▶ REQUEST
Return all lines in the material below that contain "name".

--------

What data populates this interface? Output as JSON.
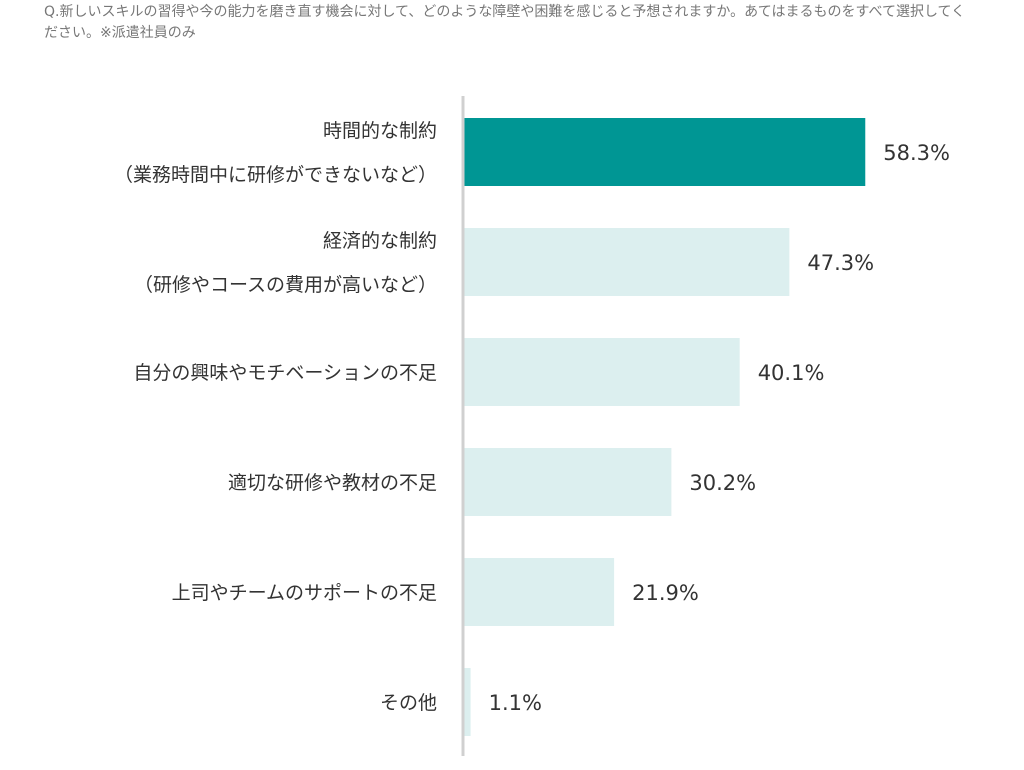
{
  "chart_data": {
    "type": "bar",
    "orientation": "horizontal",
    "title": "Q.新しいスキルの習得や今の能力を磨き直す機会に対して、どのような障壁や困難を感じると予想されますか。あてはまるものをすべて選択してください。※派遣社員のみ",
    "categories": [
      [
        "時間的な制約",
        "（業務時間中に研修ができないなど）"
      ],
      [
        "経済的な制約",
        "（研修やコースの費用が高いなど）"
      ],
      [
        "自分の興味やモチベーションの不足"
      ],
      [
        "適切な研修や教材の不足"
      ],
      [
        "上司やチームのサポートの不足"
      ],
      [
        "その他"
      ]
    ],
    "values": [
      58.3,
      47.3,
      40.1,
      30.2,
      21.9,
      1.1
    ],
    "value_labels": [
      "58.3%",
      "47.3%",
      "40.1%",
      "30.2%",
      "21.9%",
      "1.1%"
    ],
    "unit": "%",
    "xlim": [
      0,
      100
    ],
    "highlight_color": "#009694",
    "bar_color": "#dcefef",
    "axis_color": "#d0d0d0"
  }
}
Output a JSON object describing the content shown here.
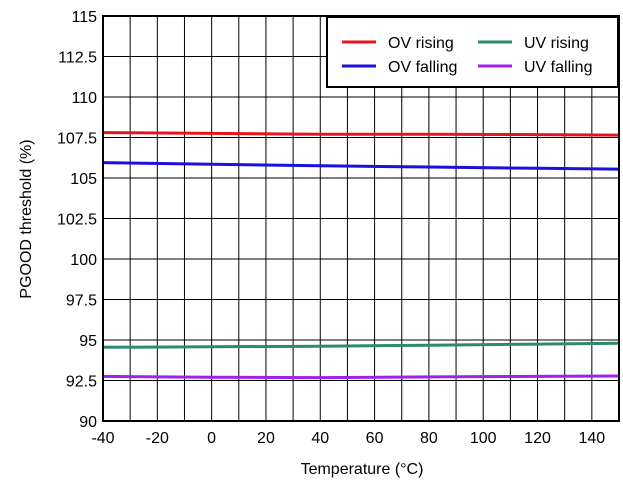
{
  "chart_data": {
    "type": "line",
    "title": "",
    "xlabel": "Temperature (°C)",
    "ylabel": "PGOOD threshold (%)",
    "xlim": [
      -40,
      150
    ],
    "ylim": [
      90,
      115
    ],
    "x_ticks": [
      -40,
      -20,
      0,
      20,
      40,
      60,
      80,
      100,
      120,
      140
    ],
    "x_tick_labels": [
      "-40",
      "-20",
      "0",
      "20",
      "40",
      "60",
      "80",
      "100",
      "120",
      "140"
    ],
    "x_minor_step": 10,
    "y_ticks": [
      90,
      92.5,
      95,
      97.5,
      100,
      102.5,
      105,
      107.5,
      110,
      112.5,
      115
    ],
    "y_tick_labels": [
      "90",
      "92.5",
      "95",
      "97.5",
      "100",
      "102.5",
      "105",
      "107.5",
      "110",
      "112.5",
      "115"
    ],
    "grid": true,
    "legend_position": "top-right",
    "series": [
      {
        "name": "OV rising",
        "color": "#e8141b",
        "x": [
          -40,
          0,
          40,
          80,
          120,
          150
        ],
        "values": [
          107.8,
          107.75,
          107.7,
          107.7,
          107.68,
          107.65
        ]
      },
      {
        "name": "UV rising",
        "color": "#2e8b6a",
        "x": [
          -40,
          0,
          40,
          80,
          120,
          150
        ],
        "values": [
          94.55,
          94.58,
          94.62,
          94.68,
          94.75,
          94.8
        ]
      },
      {
        "name": "OV falling",
        "color": "#1a10e0",
        "x": [
          -40,
          0,
          40,
          80,
          120,
          150
        ],
        "values": [
          105.95,
          105.85,
          105.75,
          105.68,
          105.6,
          105.55
        ]
      },
      {
        "name": "UV falling",
        "color": "#a020f0",
        "x": [
          -40,
          0,
          40,
          80,
          120,
          150
        ],
        "values": [
          92.75,
          92.7,
          92.68,
          92.72,
          92.75,
          92.78
        ]
      }
    ]
  }
}
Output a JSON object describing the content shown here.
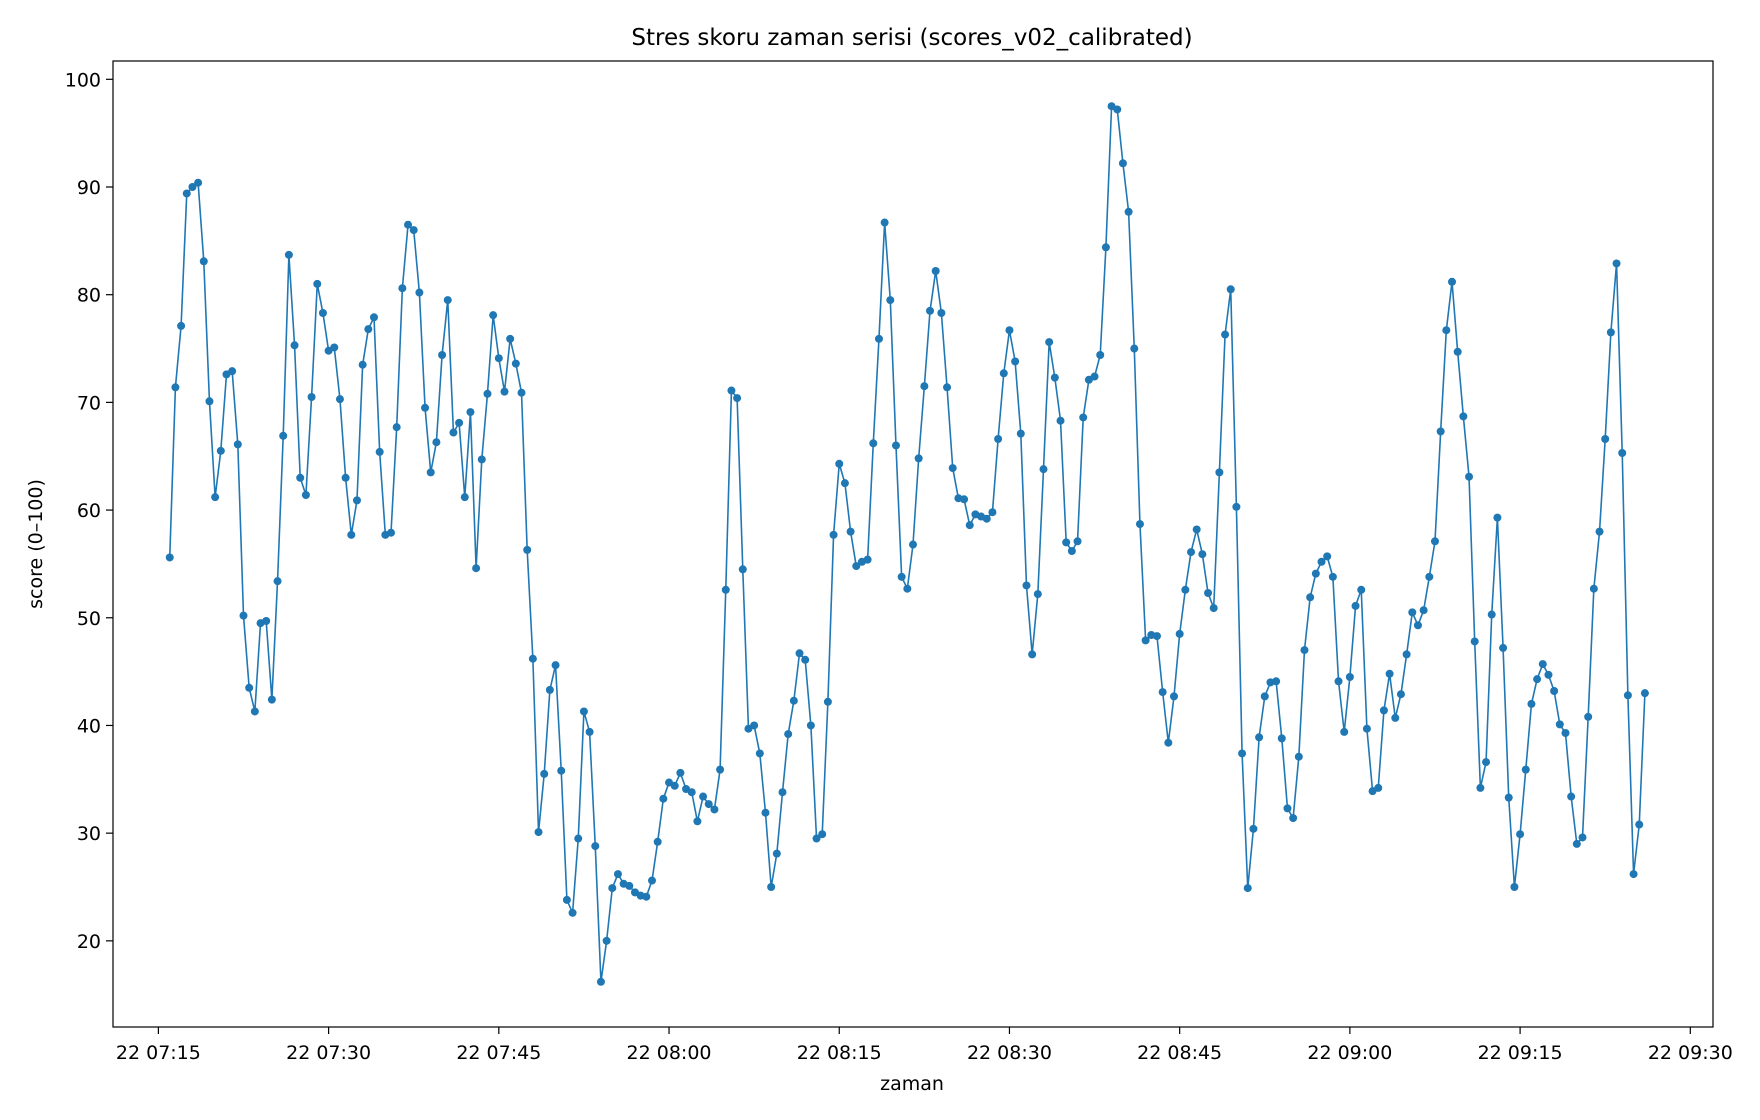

--------

▶ SOLUTION FOR THIS PROBLEM
        "name": "OV rising",
        "name": "UV rising",
        "name": "OV falling",
        "name": "UV falling",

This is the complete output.